[Passage shown]:
The principle behind the company's business is based on the emerging field of adoptive immunotherapy, or biological therapy, which has been successfully used around the world to treat a wide variety of cancers and chronic viral infections.

The therapy could also bring new hope to people who are HIV positive or have full-blown Aids.

The white blood cells normally used in adoptive immunotherapy have traditionally been collected from patients after they have fallen ill and are invariably affected by the disease or illness which has struck down the whole body.

By preserving a sample of a person's pristine, un-diseased, white blood cells taken when they are fit and well, Lifeforce is storing a slice of that person's health, which theoretically, will help to restore a person's immune system when given as a treatment during their illness.

Del DelaRonde, one of Lifeforce's founders and its chief executive officer, said, 'The two major illnesses which we see Lifeforce being able to help is cancer and HIV and Aids.

'As we age our immune system becomes more obsolete - it gets weaker as we get older. As a result, particularly with cancer, the immune system is less able to fight disease.

'There are three ways at the moment to deal with something like cancer - surgery to remove the tumour, followed by chemotherapy and radiotherapy, which can wipe out whatever is left of the immune system and normally requires another course of treatment to rebuild it.

'Lifeforce is the fourth method of treatment.

[Data section]:
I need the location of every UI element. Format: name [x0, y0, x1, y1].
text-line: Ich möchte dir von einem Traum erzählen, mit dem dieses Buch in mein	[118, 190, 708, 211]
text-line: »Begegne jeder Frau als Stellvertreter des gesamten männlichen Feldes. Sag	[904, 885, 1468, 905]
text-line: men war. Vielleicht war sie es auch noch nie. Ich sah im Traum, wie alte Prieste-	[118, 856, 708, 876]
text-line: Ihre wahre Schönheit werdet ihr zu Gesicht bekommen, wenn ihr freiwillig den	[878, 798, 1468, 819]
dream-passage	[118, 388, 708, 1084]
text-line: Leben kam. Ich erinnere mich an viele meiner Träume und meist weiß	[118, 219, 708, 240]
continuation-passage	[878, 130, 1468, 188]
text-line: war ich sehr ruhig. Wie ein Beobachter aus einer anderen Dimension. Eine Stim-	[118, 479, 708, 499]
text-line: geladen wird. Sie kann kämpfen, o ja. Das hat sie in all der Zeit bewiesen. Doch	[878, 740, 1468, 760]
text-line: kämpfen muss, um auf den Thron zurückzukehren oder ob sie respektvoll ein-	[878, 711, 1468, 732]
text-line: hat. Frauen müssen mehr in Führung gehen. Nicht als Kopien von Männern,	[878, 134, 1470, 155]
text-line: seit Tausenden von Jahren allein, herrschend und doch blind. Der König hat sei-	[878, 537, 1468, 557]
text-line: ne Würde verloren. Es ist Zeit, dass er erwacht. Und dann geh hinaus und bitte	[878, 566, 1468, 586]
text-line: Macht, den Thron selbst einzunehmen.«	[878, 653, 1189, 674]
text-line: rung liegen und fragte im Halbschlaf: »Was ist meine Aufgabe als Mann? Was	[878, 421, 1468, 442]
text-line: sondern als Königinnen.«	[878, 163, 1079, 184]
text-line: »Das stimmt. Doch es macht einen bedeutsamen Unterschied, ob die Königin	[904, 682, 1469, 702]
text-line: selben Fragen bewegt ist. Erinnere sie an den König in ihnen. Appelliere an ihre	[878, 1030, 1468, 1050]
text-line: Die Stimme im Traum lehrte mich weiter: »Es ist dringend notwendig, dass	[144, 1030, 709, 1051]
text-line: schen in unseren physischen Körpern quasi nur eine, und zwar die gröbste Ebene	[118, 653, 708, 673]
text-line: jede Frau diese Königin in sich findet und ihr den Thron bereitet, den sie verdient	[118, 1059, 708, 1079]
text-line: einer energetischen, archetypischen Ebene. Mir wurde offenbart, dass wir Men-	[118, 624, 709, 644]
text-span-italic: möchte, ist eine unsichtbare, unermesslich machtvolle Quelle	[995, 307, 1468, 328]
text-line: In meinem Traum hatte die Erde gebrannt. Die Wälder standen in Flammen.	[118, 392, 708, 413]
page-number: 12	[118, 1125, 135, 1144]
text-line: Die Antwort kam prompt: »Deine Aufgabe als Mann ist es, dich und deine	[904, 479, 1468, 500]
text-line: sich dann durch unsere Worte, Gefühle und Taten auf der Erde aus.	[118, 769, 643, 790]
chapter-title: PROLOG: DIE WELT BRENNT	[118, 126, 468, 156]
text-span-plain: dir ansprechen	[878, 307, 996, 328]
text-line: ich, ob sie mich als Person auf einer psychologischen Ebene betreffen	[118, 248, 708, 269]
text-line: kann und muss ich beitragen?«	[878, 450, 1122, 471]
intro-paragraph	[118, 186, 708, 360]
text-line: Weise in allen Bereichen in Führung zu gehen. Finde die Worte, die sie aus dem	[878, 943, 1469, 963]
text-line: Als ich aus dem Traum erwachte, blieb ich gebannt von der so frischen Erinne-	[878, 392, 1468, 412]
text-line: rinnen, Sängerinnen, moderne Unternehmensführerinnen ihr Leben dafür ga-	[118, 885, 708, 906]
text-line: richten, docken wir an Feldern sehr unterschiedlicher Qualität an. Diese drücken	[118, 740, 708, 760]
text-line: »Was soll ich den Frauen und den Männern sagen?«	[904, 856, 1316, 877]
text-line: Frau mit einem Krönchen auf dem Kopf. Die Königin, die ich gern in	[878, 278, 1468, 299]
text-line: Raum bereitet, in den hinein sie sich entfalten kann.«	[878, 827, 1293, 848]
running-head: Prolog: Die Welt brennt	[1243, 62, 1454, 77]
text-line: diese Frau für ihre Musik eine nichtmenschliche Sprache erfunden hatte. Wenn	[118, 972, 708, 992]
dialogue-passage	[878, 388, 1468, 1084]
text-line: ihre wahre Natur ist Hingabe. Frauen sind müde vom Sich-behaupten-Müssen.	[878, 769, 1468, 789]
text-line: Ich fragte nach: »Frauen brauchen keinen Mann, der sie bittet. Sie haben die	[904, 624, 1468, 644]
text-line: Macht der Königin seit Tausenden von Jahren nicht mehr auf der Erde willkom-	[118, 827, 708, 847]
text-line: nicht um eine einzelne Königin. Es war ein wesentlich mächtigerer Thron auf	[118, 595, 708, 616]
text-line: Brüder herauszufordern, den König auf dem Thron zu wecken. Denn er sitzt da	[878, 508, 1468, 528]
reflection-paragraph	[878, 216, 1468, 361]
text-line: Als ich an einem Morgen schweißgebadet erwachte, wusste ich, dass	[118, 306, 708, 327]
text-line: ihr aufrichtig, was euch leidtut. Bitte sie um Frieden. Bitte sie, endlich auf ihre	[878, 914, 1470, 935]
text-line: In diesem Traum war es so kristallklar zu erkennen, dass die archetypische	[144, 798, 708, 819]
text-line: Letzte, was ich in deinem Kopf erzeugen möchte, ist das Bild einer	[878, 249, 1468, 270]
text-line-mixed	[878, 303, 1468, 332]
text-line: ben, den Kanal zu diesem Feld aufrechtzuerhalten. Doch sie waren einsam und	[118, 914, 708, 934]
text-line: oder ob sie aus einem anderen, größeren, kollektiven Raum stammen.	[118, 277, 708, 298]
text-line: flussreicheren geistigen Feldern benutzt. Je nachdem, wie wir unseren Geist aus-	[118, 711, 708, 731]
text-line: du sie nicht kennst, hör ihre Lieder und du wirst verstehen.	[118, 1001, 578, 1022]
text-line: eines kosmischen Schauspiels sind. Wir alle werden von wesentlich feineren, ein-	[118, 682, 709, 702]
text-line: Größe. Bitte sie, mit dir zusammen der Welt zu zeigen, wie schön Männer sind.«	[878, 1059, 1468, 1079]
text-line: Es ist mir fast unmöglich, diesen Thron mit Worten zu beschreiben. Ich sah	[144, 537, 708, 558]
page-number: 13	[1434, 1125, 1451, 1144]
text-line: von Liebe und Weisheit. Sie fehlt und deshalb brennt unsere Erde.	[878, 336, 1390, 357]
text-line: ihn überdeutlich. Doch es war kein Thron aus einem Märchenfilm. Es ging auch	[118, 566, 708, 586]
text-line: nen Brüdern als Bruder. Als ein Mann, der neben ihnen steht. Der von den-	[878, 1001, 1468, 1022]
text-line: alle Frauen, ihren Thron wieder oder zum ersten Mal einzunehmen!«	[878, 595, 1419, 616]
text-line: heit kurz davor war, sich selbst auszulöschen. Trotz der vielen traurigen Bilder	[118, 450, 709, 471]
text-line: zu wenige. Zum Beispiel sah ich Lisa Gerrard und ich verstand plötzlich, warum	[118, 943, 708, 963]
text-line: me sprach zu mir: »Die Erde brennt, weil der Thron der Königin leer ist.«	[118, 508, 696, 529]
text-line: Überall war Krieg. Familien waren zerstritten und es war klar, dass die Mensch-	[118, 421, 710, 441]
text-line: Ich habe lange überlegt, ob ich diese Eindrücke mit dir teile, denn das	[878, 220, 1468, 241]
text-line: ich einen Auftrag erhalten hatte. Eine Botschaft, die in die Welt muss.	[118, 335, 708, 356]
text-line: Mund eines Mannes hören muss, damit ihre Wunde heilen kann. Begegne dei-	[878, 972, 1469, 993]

[What you need to do]:
**1.** In the Lifeforce passage, what positions does Del DelaRonde hold at the company?
**2.** Rewrite more briefly the paragraph of the Lifeforce passage that begins "By preserving a sample," keeping its main facts.
**3.** For each statement, say whether it agrees with the Lifeforce passage, and quote the deciding words.
(a) The white blood cells used in adoptive immunotherapy have traditionally been collected before patients fall ill.
(b) The immune system becomes weaker with age.
(c) Chemotherapy and radiotherapy can destroy what remains of the immune system.

[Exercise solutions]:
**1.** He is one of Lifeforce's founders and its chief executive officer.

**2.** Lifeforce preserves a sample of a person's healthy, un-diseased white blood cells taken while the person is well. This stored portion of the person's health could, in theory, help restore the immune system when given as treatment during an illness.

**3.**
(a) No: "have traditionally been collected from patients after they have fallen ill"
(b) Yes: "it gets weaker as we get older"
(c) Yes: "which can wipe out whatever is left of the immune system"